### [What is being asked]
Present the following entries again, word for word and in full.

### [Available records]

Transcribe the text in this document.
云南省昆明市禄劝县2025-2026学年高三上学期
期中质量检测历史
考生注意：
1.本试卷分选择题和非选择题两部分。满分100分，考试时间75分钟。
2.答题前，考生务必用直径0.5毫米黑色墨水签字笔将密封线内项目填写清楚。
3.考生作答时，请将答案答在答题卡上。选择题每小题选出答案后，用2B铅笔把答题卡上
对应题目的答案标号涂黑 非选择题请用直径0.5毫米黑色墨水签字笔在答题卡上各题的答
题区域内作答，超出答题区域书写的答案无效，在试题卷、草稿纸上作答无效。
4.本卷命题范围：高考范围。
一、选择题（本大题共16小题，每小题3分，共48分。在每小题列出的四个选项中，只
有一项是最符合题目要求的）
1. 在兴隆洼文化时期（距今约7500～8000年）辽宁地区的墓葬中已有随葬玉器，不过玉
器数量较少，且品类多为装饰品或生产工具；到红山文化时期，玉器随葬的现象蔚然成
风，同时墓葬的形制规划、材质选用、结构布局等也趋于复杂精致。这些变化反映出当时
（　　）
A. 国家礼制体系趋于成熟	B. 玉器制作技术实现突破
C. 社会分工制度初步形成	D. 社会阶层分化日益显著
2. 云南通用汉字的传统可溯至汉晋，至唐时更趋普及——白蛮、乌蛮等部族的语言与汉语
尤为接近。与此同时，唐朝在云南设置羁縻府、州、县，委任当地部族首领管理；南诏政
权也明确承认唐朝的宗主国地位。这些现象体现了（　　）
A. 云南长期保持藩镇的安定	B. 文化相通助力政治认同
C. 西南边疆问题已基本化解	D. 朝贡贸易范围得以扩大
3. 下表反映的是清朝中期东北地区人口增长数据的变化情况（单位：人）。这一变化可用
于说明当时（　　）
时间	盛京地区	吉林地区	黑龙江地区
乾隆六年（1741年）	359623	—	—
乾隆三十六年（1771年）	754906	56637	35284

### [Task output]
Transcribe the text in this document.
云南省昆明市禄劝县2025-2026学年高三上学期
期中质量检测历史
考生注意：
1.本试卷分选择题和非选择题两部分。满分100分，考试时间75分钟。
2.答题前，考生务必用直径0.5毫米黑色墨水签字笔将密封线内项目填写清楚。
3.考生作答时，请将答案答在答题卡上。选择题每小题选出答案后，用2B铅笔把答题卡上
对应题目的答案标号涂黑 非选择题请用直径0.5毫米黑色墨水签字笔在答题卡上各题的答
题区域内作答，超出答题区域书写的答案无效，在试题卷、草稿纸上作答无效。
4.本卷命题范围：高考范围。
一、选择题（本大题共16小题，每小题3分，共48分。在每小题列出的四个选项中，只
有一项是最符合题目要求的）
1. 在兴隆洼文化时期（距今约7500～8000年）辽宁地区的墓葬中已有随葬玉器，不过玉
器数量较少，且品类多为装饰品或生产工具；到红山文化时期，玉器随葬的现象蔚然成
风，同时墓葬的形制规划、材质选用、结构布局等也趋于复杂精致。这些变化反映出当时
（　　）
A. 国家礼制体系趋于成熟	B. 玉器制作技术实现突破
C. 社会分工制度初步形成	D. 社会阶层分化日益显著
2. 云南通用汉字的传统可溯至汉晋，至唐时更趋普及——白蛮、乌蛮等部族的语言与汉语
尤为接近。与此同时，唐朝在云南设置羁縻府、州、县，委任当地部族首领管理；南诏政
权也明确承认唐朝的宗主国地位。这些现象体现了（　　）
A. 云南长期保持藩镇的安定	B. 文化相通助力政治认同
C. 西南边疆问题已基本化解	D. 朝贡贸易范围得以扩大
3. 下表反映的是清朝中期东北地区人口增长数据的变化情况（单位：人）。这一变化可用
于说明当时（　　）
时间	盛京地区	吉林地区	黑龙江地区
乾隆六年（1741年）	359623	—	—
乾隆三十六年（1771年）	754906	56637	35284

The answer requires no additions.